◆ Objective: Once the pictures are set aside, transcribe the remaining data exactly.

⁂

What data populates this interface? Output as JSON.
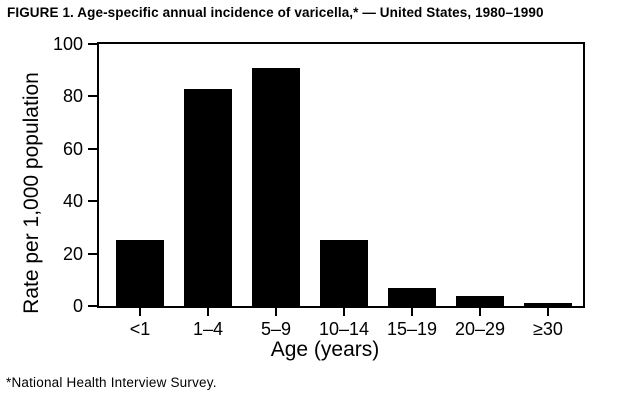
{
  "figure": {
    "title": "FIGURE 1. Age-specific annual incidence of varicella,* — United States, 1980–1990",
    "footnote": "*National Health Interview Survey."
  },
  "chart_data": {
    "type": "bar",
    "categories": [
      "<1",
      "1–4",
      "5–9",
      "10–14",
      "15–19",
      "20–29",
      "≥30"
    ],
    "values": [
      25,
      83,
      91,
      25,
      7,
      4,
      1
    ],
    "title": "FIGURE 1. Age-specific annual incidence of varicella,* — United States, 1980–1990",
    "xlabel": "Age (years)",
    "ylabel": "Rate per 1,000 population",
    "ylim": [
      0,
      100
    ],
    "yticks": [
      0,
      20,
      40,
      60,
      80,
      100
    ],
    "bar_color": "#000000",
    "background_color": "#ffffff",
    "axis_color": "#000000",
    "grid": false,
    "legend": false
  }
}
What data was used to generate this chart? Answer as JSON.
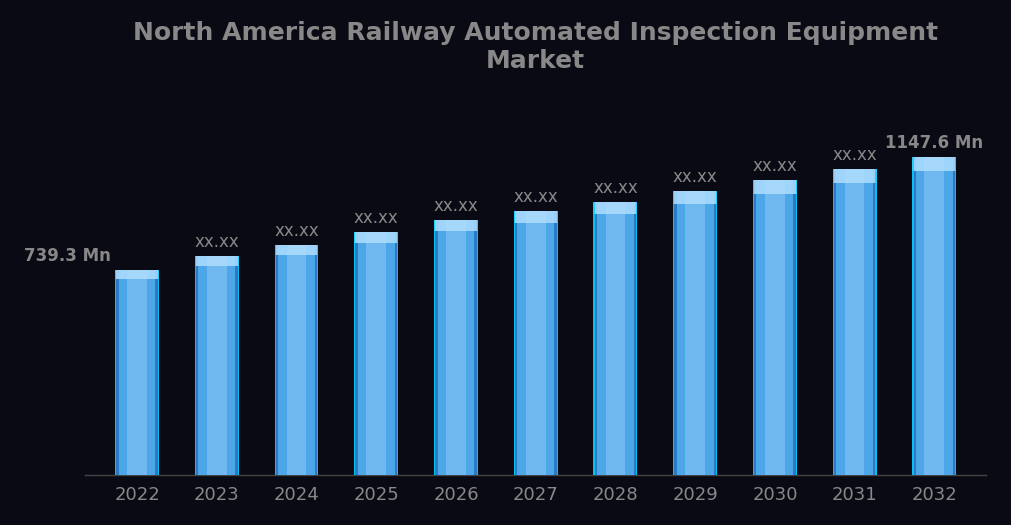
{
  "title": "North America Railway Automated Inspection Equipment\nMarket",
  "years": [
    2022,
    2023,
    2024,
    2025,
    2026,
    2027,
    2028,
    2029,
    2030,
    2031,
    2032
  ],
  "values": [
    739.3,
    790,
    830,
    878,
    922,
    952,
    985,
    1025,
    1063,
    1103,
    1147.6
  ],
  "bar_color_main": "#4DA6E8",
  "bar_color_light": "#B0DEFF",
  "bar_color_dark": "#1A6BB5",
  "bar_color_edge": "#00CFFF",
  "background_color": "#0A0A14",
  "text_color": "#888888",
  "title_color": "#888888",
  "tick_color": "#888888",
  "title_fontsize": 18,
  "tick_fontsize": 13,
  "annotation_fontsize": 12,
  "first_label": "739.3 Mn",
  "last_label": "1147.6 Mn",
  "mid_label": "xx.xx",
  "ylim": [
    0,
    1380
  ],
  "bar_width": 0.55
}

⁂

◆ Final answer:
What data populates this interface? Output as JSON.
{
  "figure": {
    "title": "FIGURE 1. Age-specific annual incidence of varicella,* — United States, 1980–1990",
    "footnote": "*National Health Interview Survey."
  },
  "chart_data": {
    "type": "bar",
    "categories": [
      "<1",
      "1–4",
      "5–9",
      "10–14",
      "15–19",
      "20–29",
      "≥30"
    ],
    "values": [
      25,
      83,
      91,
      25,
      7,
      4,
      1
    ],
    "title": "FIGURE 1. Age-specific annual incidence of varicella,* — United States, 1980–1990",
    "xlabel": "Age (years)",
    "ylabel": "Rate per 1,000 population",
    "ylim": [
      0,
      100
    ],
    "yticks": [
      0,
      20,
      40,
      60,
      80,
      100
    ],
    "bar_color": "#000000",
    "background_color": "#ffffff",
    "axis_color": "#000000",
    "grid": false,
    "legend": false
  }
}
What data was used to generate this chart? Answer as JSON.
{
  "title": "North America Railway Automated Inspection Equipment\nMarket",
  "years": [
    2022,
    2023,
    2024,
    2025,
    2026,
    2027,
    2028,
    2029,
    2030,
    2031,
    2032
  ],
  "values": [
    739.3,
    790,
    830,
    878,
    922,
    952,
    985,
    1025,
    1063,
    1103,
    1147.6
  ],
  "bar_color_main": "#4DA6E8",
  "bar_color_light": "#B0DEFF",
  "bar_color_dark": "#1A6BB5",
  "bar_color_edge": "#00CFFF",
  "background_color": "#0A0A14",
  "text_color": "#888888",
  "title_color": "#888888",
  "tick_color": "#888888",
  "title_fontsize": 18,
  "tick_fontsize": 13,
  "annotation_fontsize": 12,
  "first_label": "739.3 Mn",
  "last_label": "1147.6 Mn",
  "mid_label": "xx.xx",
  "ylim": [
    0,
    1380
  ],
  "bar_width": 0.55
}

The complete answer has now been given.